ENTRIES SHOWN ::
--
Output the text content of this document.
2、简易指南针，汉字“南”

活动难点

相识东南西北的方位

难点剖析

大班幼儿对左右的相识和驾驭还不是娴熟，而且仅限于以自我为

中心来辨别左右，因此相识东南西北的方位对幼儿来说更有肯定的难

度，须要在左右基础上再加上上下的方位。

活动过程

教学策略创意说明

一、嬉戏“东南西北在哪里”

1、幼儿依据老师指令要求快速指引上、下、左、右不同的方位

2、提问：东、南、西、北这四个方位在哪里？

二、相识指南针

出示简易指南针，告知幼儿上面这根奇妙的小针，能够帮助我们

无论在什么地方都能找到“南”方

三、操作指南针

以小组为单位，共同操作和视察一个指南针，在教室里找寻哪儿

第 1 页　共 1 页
--
WORK INSTRUCTIONS ::
Repeat all the entries exactly as given.

THE COMPLETED TASK ::
Output the text content of this document.
2、简易指南针，汉字“南”

活动难点

相识东南西北的方位

难点剖析

大班幼儿对左右的相识和驾驭还不是娴熟，而且仅限于以自我为

中心来辨别左右，因此相识东南西北的方位对幼儿来说更有肯定的难

度，须要在左右基础上再加上上下的方位。

活动过程

教学策略创意说明

一、嬉戏“东南西北在哪里”

1、幼儿依据老师指令要求快速指引上、下、左、右不同的方位

2、提问：东、南、西、北这四个方位在哪里？

二、相识指南针

出示简易指南针，告知幼儿上面这根奇妙的小针，能够帮助我们

无论在什么地方都能找到“南”方

三、操作指南针

以小组为单位，共同操作和视察一个指南针，在教室里找寻哪儿

第 1 页　共 1 页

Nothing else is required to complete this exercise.